--- BEGIN Extracted material ---

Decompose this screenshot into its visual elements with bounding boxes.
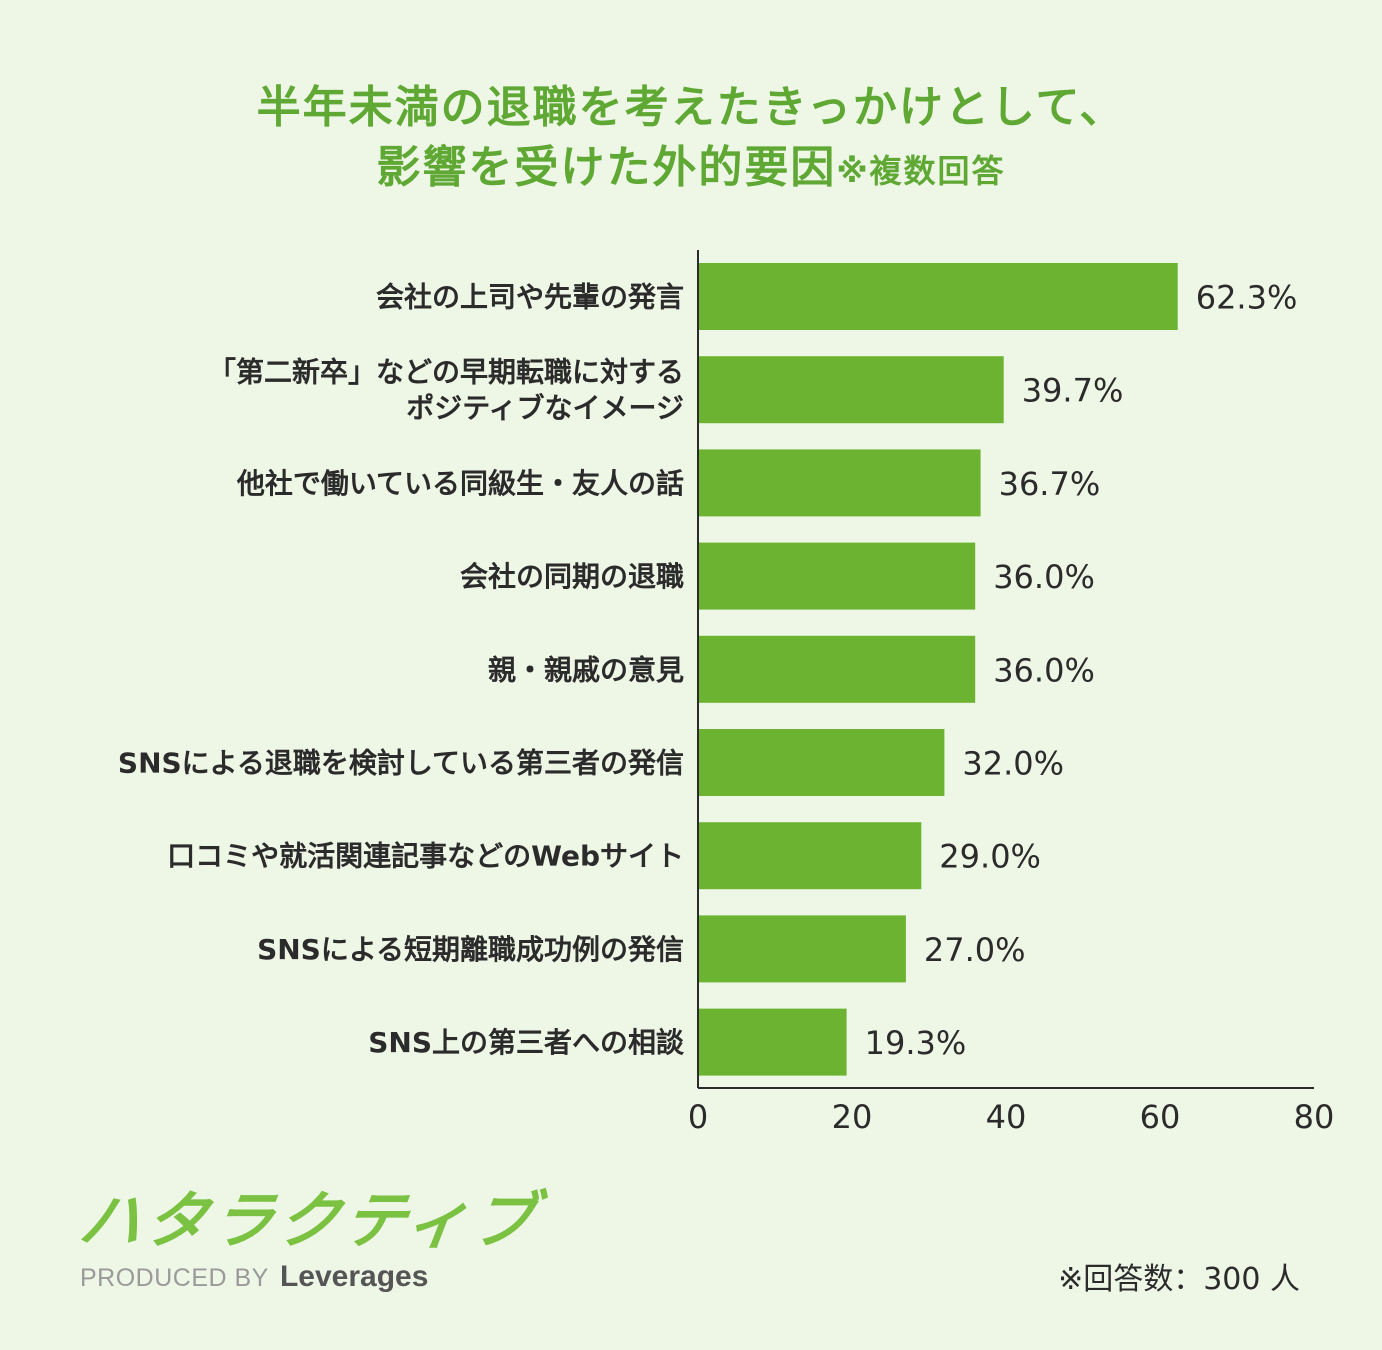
bar-value-label: 36.0% xyxy=(993,558,1095,596)
bar xyxy=(699,915,906,983)
logo-produced-by: PRODUCED BY xyxy=(80,1264,269,1292)
respondent-count-note: ※回答数：300 人 xyxy=(1058,1262,1300,1297)
chart-title-line2: 影響を受けた外的要因※複数回答 xyxy=(0,138,1382,201)
bar-value-label: 32.0% xyxy=(962,745,1064,783)
logo-brand: Leverages xyxy=(279,1260,429,1293)
bar-value-label: 39.7% xyxy=(1022,372,1124,410)
x-tick-label: 80 xyxy=(1294,1098,1335,1136)
bar-value-label: 19.3% xyxy=(865,1024,967,1062)
x-tick-label: 40 xyxy=(986,1098,1027,1136)
chart-title-note: ※複数回答 xyxy=(836,152,1006,190)
bar xyxy=(699,635,976,703)
bar-chart: 62.3% 会社の上司や先輩の発言 39.7% 「第二新卒」などの早期転職に対するポジ… xyxy=(118,250,1335,1136)
chart-title-line1: 半年未満の退職を考えたきっかけとして、 xyxy=(256,82,1126,133)
category-label: SNSによる短期離職成功例の発信 xyxy=(257,933,684,966)
bar-value-label: 36.0% xyxy=(993,651,1095,689)
category-label: SNSによる退職を検討している第三者の発信 xyxy=(118,747,684,780)
logo: ハタラクティブ PRODUCED BY Leverages xyxy=(75,1184,544,1296)
bar xyxy=(699,449,981,517)
bar-value-label: 62.3% xyxy=(1196,279,1298,317)
category-label: 口コミや就活関連記事などのWebサイト xyxy=(167,840,684,873)
chart-title-line2-text: 影響を受けた外的要因 xyxy=(376,142,837,193)
category-label: 他社で働いている同級生・友人の話 xyxy=(236,467,684,500)
x-tick-label: 60 xyxy=(1140,1098,1181,1136)
bar-value-label: 29.0% xyxy=(939,838,1041,876)
bar-value-label: 36.7% xyxy=(999,465,1101,503)
x-tick-label: 0 xyxy=(688,1098,708,1136)
category-label: ポジティブなイメージ xyxy=(406,392,684,425)
bar xyxy=(699,263,1178,330)
bar-value-label: 27.0% xyxy=(924,931,1026,969)
bar xyxy=(699,729,945,796)
category-label: 会社の上司や先輩の発言 xyxy=(376,281,684,314)
logo-mark: ハタラクティブ xyxy=(74,1184,544,1257)
category-label: SNS上の第三者への相談 xyxy=(368,1026,685,1059)
logo-sub: PRODUCED BY Leverages xyxy=(80,1260,440,1294)
bar xyxy=(699,542,976,610)
bar xyxy=(699,822,922,890)
bar xyxy=(699,1008,847,1076)
x-tick-label: 20 xyxy=(832,1098,873,1136)
category-label: 親・親戚の意見 xyxy=(488,653,684,686)
bar xyxy=(699,356,1004,424)
category-label: 「第二新卒」などの早期転職に対する xyxy=(208,356,684,389)
category-label: 会社の同期の退職 xyxy=(460,560,684,593)
chart-title: 半年未満の退職を考えたきっかけとして、 影響を受けた外的要因※複数回答 xyxy=(0,78,1382,201)
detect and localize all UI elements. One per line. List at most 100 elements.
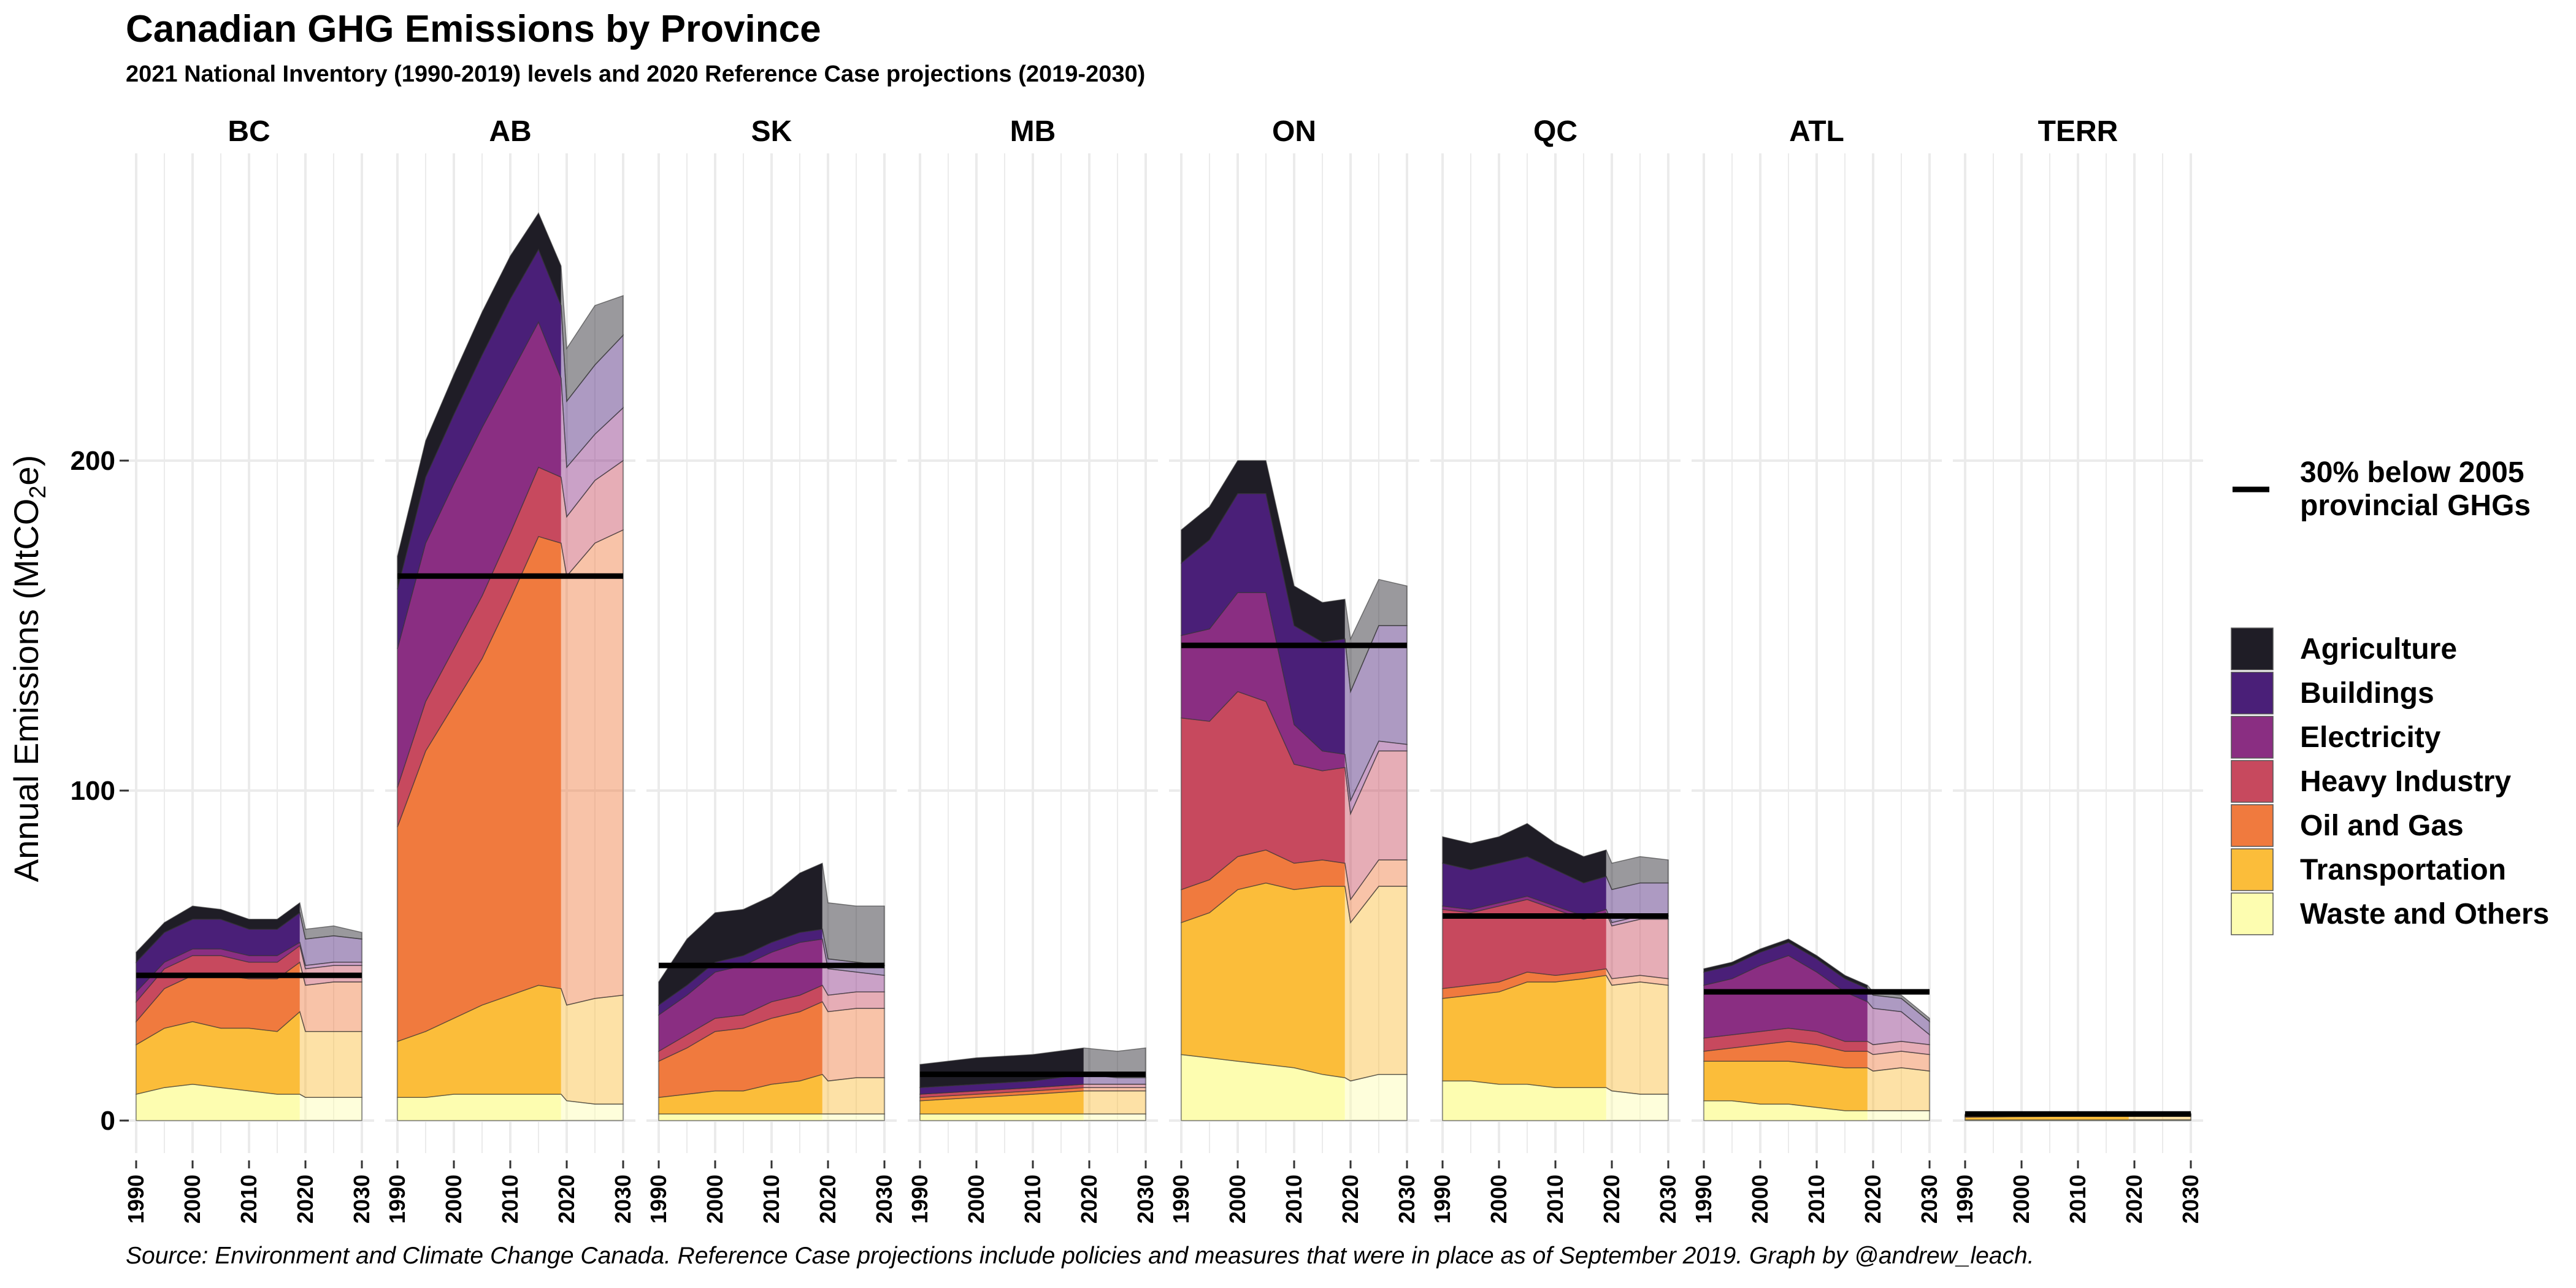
x-tick-label: 2010	[759, 1175, 784, 1224]
area-ab-transportation-proj	[561, 988, 624, 1105]
area-sk-transportation-proj	[822, 1073, 885, 1114]
area-atl-heavy-industry-proj	[1867, 1041, 1930, 1056]
x-tick-label: 2030	[872, 1175, 897, 1224]
facet-label-qc: QC	[1533, 115, 1577, 148]
legend-target-label-line2: provincial GHGs	[2300, 489, 2531, 522]
x-tick-label: 2000	[1486, 1175, 1511, 1224]
chart-subtitle: 2021 National Inventory (1990-2019) leve…	[126, 61, 1146, 87]
area-ab-agriculture-proj	[561, 264, 624, 403]
legend-swatch-transportation	[2231, 848, 2274, 891]
x-tick-label: 1990	[1430, 1175, 1455, 1224]
areas-proj	[1606, 849, 1669, 1121]
x-tick-label: 2020	[1860, 1175, 1885, 1224]
areas-hist	[1442, 822, 1606, 1121]
areas-proj	[1083, 1047, 1146, 1121]
area-mb-agriculture-proj	[1083, 1047, 1146, 1078]
area-sk-waste-and-others-proj	[822, 1113, 885, 1121]
areas-hist	[919, 1047, 1084, 1121]
x-tick-label: 2020	[815, 1175, 840, 1224]
chart-panels: BC 1990 2000 2010 2020 2030 AB 1990 2000 2010 2020…	[123, 115, 2203, 1224]
x-tick-label: 2000	[2009, 1175, 2034, 1224]
facet-label-mb: MB	[1010, 115, 1056, 148]
y-axis-label-subscript: 2	[25, 486, 51, 499]
x-tick-label: 2010	[1543, 1175, 1568, 1224]
area-bc-electricity-proj	[299, 941, 362, 970]
area-ab-electricity-proj	[561, 377, 624, 518]
x-tick-label: 2010	[236, 1175, 261, 1224]
x-tick-label: 2000	[1225, 1175, 1250, 1224]
area-bc-agriculture-hist	[136, 902, 300, 964]
chart-caption: Source: Environment and Climate Change C…	[126, 1243, 2034, 1269]
area-on-agriculture-hist	[1181, 460, 1345, 643]
x-tick-label: 1990	[907, 1175, 932, 1224]
panel-terr: TERR 1990 2000 2010 2020 2030	[1952, 115, 2203, 1224]
x-tick-label: 1990	[646, 1175, 671, 1224]
area-mb-agriculture-hist	[919, 1047, 1084, 1088]
x-tick-label: 2030	[1655, 1175, 1681, 1224]
area-atl-waste-and-others-proj	[1867, 1110, 1930, 1121]
y-axis-label: Annual Emissions (MtCO2e)	[7, 455, 51, 882]
area-qc-heavy-industry-proj	[1606, 912, 1669, 979]
y-axis-label-main: Annual Emissions (MtCO	[7, 499, 45, 883]
facet-label-sk: SK	[751, 115, 792, 148]
area-mb-waste-and-others-proj	[1083, 1113, 1146, 1121]
area-bc-agriculture-proj	[299, 902, 362, 940]
x-tick-label: 2020	[293, 1175, 318, 1224]
area-bc-oil-and-gas-proj	[299, 961, 362, 1032]
legend-swatch-oil-and-gas	[2231, 804, 2274, 847]
x-tick-label: 2000	[964, 1175, 989, 1224]
x-tick-label: 2030	[1394, 1175, 1419, 1224]
area-on-oil-and-gas-proj	[1344, 859, 1408, 924]
areas-proj	[299, 902, 362, 1121]
facet-label-atl: ATL	[1789, 115, 1844, 148]
areas-hist	[658, 862, 822, 1121]
area-terr-transportation-proj	[2128, 1116, 2191, 1121]
y-axis: 0 100 200	[71, 446, 129, 1136]
x-tick-label: 2020	[1338, 1175, 1363, 1224]
area-atl-transportation-proj	[1867, 1067, 1930, 1111]
x-tick-label: 2000	[180, 1175, 205, 1224]
area-bc-buildings-proj	[299, 911, 362, 966]
x-tick-label: 2010	[1804, 1175, 1829, 1224]
panel-qc: QC 1990 2000 2010 2020 2030	[1430, 115, 1681, 1224]
legend-target-label-line1: 30% below 2005	[2300, 456, 2524, 489]
facet-label-terr: TERR	[2038, 115, 2118, 148]
panel-bc: BC 1990 2000 2010 2020 2030	[123, 115, 374, 1224]
panel-on: ON 1990 2000 2010 2020 2030	[1168, 115, 1419, 1224]
y-axis-label-unit-end: e)	[7, 455, 45, 486]
x-tick-label: 1990	[1168, 1175, 1194, 1224]
panel-atl: ATL 1990 2000 2010 2020 2030	[1691, 115, 1942, 1224]
area-sk-heavy-industry-proj	[822, 984, 885, 1013]
area-sk-electricity-proj	[822, 938, 885, 996]
area-qc-agriculture-proj	[1606, 849, 1669, 891]
legend-label-oil-and-gas: Oil and Gas	[2300, 810, 2464, 842]
area-on-agriculture-proj	[1344, 578, 1408, 694]
areas-proj	[1344, 578, 1408, 1121]
areas-hist	[397, 212, 561, 1121]
area-ab-waste-and-others-proj	[561, 1094, 624, 1121]
x-tick-label: 2020	[1599, 1175, 1624, 1224]
legend-swatch-waste-and-others	[2231, 892, 2274, 935]
facet-label-on: ON	[1272, 115, 1316, 148]
area-ab-agriculture-hist	[397, 212, 561, 589]
facet-label-ab: AB	[489, 115, 531, 148]
area-sk-oil-and-gas-proj	[822, 1001, 885, 1082]
area-on-heavy-industry-proj	[1344, 750, 1408, 901]
legend-label-waste-and-others: Waste and Others	[2300, 898, 2549, 930]
area-atl-electricity-proj	[1867, 1001, 1930, 1046]
x-tick-label: 2030	[610, 1175, 635, 1224]
legend-swatch-heavy-industry	[2231, 760, 2274, 803]
area-bc-waste-and-others-proj	[299, 1094, 362, 1121]
area-qc-oil-and-gas-proj	[1606, 968, 1669, 986]
x-tick-label: 2010	[497, 1175, 523, 1224]
y-tick-label: 100	[71, 776, 115, 806]
panel-grid	[908, 153, 1158, 1153]
legend-label-transportation: Transportation	[2300, 854, 2506, 886]
areas-hist	[1703, 938, 1868, 1121]
x-tick-label: 2000	[702, 1175, 727, 1224]
facet-label-bc: BC	[228, 115, 270, 148]
legend-label-buildings: Buildings	[2300, 677, 2434, 710]
x-tick-label: 2030	[2178, 1175, 2203, 1224]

--- END Extracted material ---

Work required
In the data, rewrite the lines from the one containing "1175, 784, 1224]" up to and including the one containing "941, 362, 970]", swapping "areas-hist" for "areas-historical" and leaving everything else unchanged. Give only those lines.

The output
x-tick-label: 2010	[759, 1175, 784, 1224]
area-ab-transportation-proj	[561, 988, 624, 1105]
area-sk-transportation-proj	[822, 1073, 885, 1114]
area-atl-heavy-industry-proj	[1867, 1041, 1930, 1056]
x-tick-label: 2030	[872, 1175, 897, 1224]
facet-label-qc: QC	[1533, 115, 1577, 148]
legend-target-label-line2: provincial GHGs	[2300, 489, 2531, 522]
x-tick-label: 2000	[1486, 1175, 1511, 1224]
chart-subtitle: 2021 National Inventory (1990-2019) leve…	[126, 61, 1146, 87]
area-ab-agriculture-proj	[561, 264, 624, 403]
legend-swatch-transportation	[2231, 848, 2274, 891]
x-tick-label: 1990	[1430, 1175, 1455, 1224]
areas-proj	[1606, 849, 1669, 1121]
x-tick-label: 2020	[1860, 1175, 1885, 1224]
areas-historical	[1442, 822, 1606, 1121]
areas-proj	[1083, 1047, 1146, 1121]
area-mb-agriculture-proj	[1083, 1047, 1146, 1078]
area-sk-waste-and-others-proj	[822, 1113, 885, 1121]
areas-historical	[919, 1047, 1084, 1121]
x-tick-label: 2020	[815, 1175, 840, 1224]
chart-panels: BC 1990 2000 2010 2020 2030 AB 1990 2000 2010 2020…	[123, 115, 2203, 1224]
x-tick-label: 2000	[2009, 1175, 2034, 1224]
facet-label-mb: MB	[1010, 115, 1056, 148]
y-axis-label-subscript: 2	[25, 486, 51, 499]
x-tick-label: 2010	[1543, 1175, 1568, 1224]
area-bc-electricity-proj	[299, 941, 362, 970]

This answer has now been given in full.